EXTRACTED MATERIAL
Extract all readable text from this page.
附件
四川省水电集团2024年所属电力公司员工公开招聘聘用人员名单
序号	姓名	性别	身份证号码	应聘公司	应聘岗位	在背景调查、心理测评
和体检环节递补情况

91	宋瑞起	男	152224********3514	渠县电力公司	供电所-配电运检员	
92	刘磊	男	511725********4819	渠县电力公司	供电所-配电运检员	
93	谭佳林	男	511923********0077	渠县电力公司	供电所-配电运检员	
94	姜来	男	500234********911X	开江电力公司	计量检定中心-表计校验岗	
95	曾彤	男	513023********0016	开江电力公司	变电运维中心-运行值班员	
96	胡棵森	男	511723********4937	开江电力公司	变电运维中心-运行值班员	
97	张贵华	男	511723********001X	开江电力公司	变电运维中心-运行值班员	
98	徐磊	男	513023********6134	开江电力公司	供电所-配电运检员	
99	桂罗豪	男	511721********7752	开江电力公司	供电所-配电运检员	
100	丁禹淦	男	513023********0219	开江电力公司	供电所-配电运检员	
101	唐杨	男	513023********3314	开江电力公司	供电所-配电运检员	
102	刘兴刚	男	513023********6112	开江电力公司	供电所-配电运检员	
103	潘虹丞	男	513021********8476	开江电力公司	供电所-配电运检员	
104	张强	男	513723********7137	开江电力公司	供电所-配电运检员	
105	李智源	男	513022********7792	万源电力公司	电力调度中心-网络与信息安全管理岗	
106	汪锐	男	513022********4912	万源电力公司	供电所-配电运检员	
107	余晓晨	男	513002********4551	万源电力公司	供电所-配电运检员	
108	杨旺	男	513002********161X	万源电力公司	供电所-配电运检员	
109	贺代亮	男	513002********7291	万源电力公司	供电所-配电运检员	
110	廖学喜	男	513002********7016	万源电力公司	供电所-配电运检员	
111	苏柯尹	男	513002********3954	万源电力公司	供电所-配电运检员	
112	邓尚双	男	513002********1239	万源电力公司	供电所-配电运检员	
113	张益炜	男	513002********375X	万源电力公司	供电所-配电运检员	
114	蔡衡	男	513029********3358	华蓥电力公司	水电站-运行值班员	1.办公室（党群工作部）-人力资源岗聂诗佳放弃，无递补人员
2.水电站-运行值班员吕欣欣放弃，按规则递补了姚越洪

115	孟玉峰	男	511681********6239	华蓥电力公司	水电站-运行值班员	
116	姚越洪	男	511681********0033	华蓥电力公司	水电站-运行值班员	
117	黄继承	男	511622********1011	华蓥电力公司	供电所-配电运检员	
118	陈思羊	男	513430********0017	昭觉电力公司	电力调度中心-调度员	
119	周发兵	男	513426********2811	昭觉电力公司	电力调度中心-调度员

DESCRIPTION OF THE TASK
In the records above, find each line that holds the word "渠县电力公司"; copy all such lines.

FINISHED EXERCISE
91	宋瑞起	男	152224********3514	渠县电力公司	供电所-配电运检员	
92	刘磊	男	511725********4819	渠县电力公司	供电所-配电运检员	
93	谭佳林	男	511923********0077	渠县电力公司	供电所-配电运检员	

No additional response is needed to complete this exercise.